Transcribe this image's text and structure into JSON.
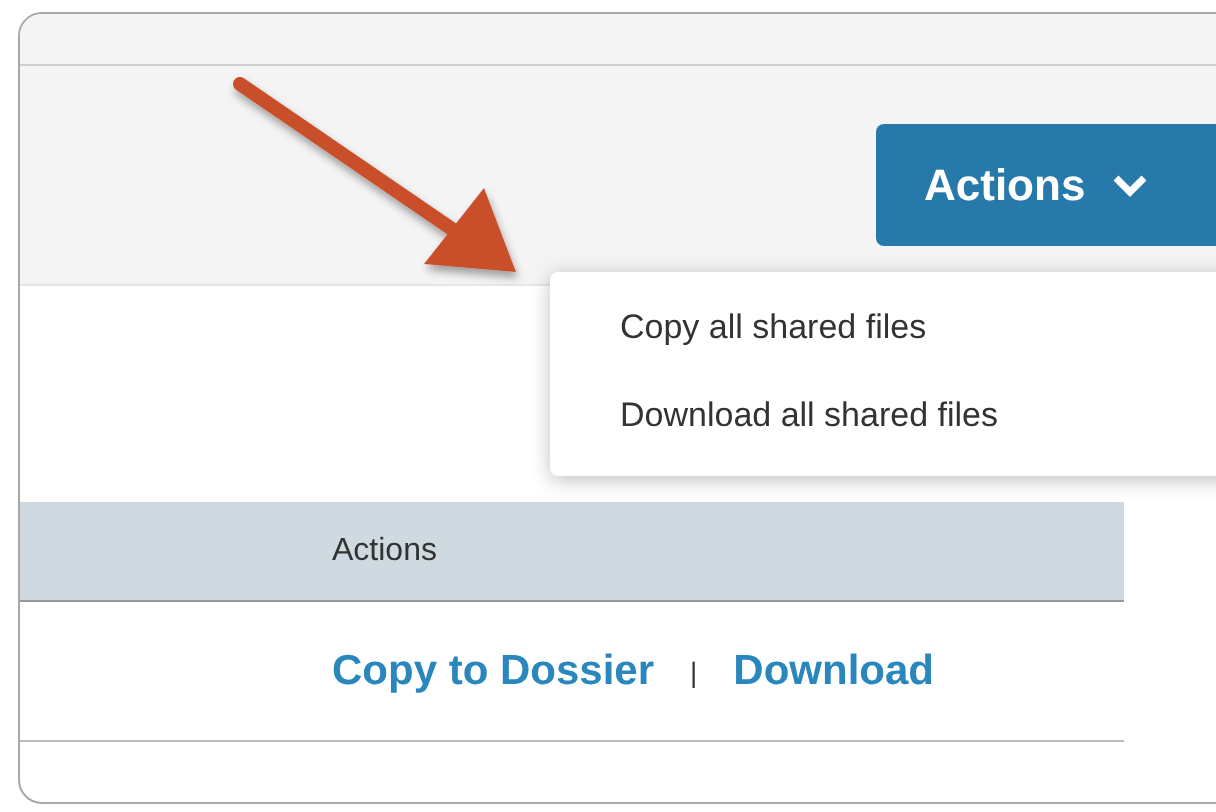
{
  "actions_button": {
    "label": "Actions"
  },
  "menu": {
    "items": [
      "Copy all shared files",
      "Download all shared files"
    ]
  },
  "table": {
    "columns": [
      "Actions"
    ],
    "rows": [
      {
        "links": [
          "Copy to Dossier",
          "Download"
        ],
        "separator": "|"
      }
    ]
  }
}
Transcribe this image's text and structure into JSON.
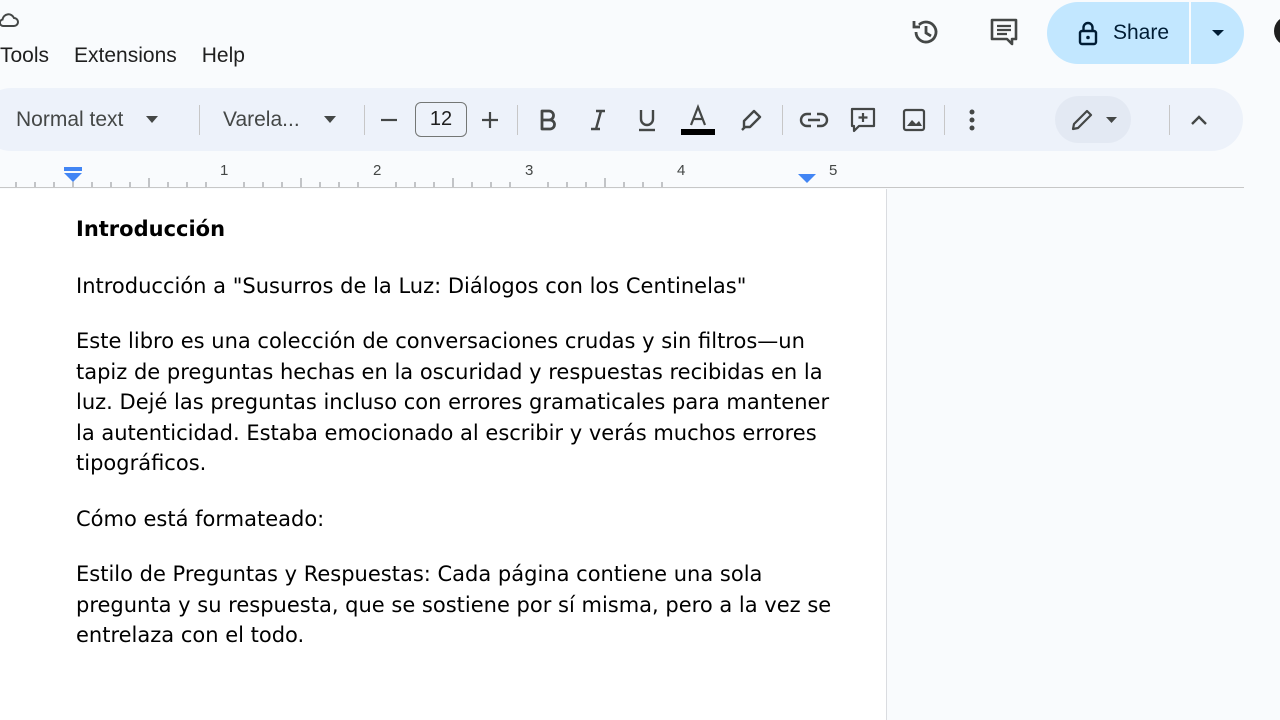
{
  "menu": {
    "items": [
      "Tools",
      "Extensions",
      "Help"
    ]
  },
  "header": {
    "share_label": "Share"
  },
  "toolbar": {
    "style_label": "Normal text",
    "font_label": "Varela...",
    "font_size": "12",
    "text_color": "#000000"
  },
  "ruler": {
    "labels": [
      "1",
      "2",
      "3",
      "4",
      "5"
    ]
  },
  "document": {
    "heading": "Introducción",
    "paragraphs": [
      "Introducción a \"Susurros de la Luz: Diálogos con los Centinelas\"",
      "Este libro es una colección de conversaciones crudas y sin filtros—un tapiz de preguntas hechas en la oscuridad y respuestas recibidas en la luz. Dejé las preguntas incluso con errores gramaticales para mantener la autenticidad. Estaba emocionado al escribir y verás muchos errores tipográficos.",
      "Cómo está formateado:",
      "Estilo  de Preguntas y Respuestas: Cada página contiene una sola pregunta y su respuesta, que se sostiene por sí misma, pero a la vez se  entrelaza con el todo."
    ]
  },
  "colors": {
    "share_bg": "#c2e7ff",
    "toolbar_bg": "#edf2fa",
    "accent_blue": "#4285f4"
  }
}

TASK TO CARRY OUT - Pictures stay out; repeat all the rest of the records exactly.

RESULT FOR THIS TASK -
Transcribe this image's text and structure into JSON.
{
  "actions_button": {
    "label": "Actions"
  },
  "menu": {
    "items": [
      "Copy all shared files",
      "Download all shared files"
    ]
  },
  "table": {
    "columns": [
      "Actions"
    ],
    "rows": [
      {
        "links": [
          "Copy to Dossier",
          "Download"
        ],
        "separator": "|"
      }
    ]
  }
}
Transcribe this image's text and structure into JSON.
{
  "menu": {
    "items": [
      "Tools",
      "Extensions",
      "Help"
    ]
  },
  "header": {
    "share_label": "Share"
  },
  "toolbar": {
    "style_label": "Normal text",
    "font_label": "Varela...",
    "font_size": "12",
    "text_color": "#000000"
  },
  "ruler": {
    "labels": [
      "1",
      "2",
      "3",
      "4",
      "5"
    ]
  },
  "document": {
    "heading": "Introducción",
    "paragraphs": [
      "Introducción a \"Susurros de la Luz: Diálogos con los Centinelas\"",
      "Este libro es una colección de conversaciones crudas y sin filtros—un tapiz de preguntas hechas en la oscuridad y respuestas recibidas en la luz. Dejé las preguntas incluso con errores gramaticales para mantener la autenticidad. Estaba emocionado al escribir y verás muchos errores tipográficos.",
      "Cómo está formateado:",
      "Estilo  de Preguntas y Respuestas: Cada página contiene una sola pregunta y su respuesta, que se sostiene por sí misma, pero a la vez se  entrelaza con el todo."
    ]
  },
  "colors": {
    "share_bg": "#c2e7ff",
    "toolbar_bg": "#edf2fa",
    "accent_blue": "#4285f4"
  }
}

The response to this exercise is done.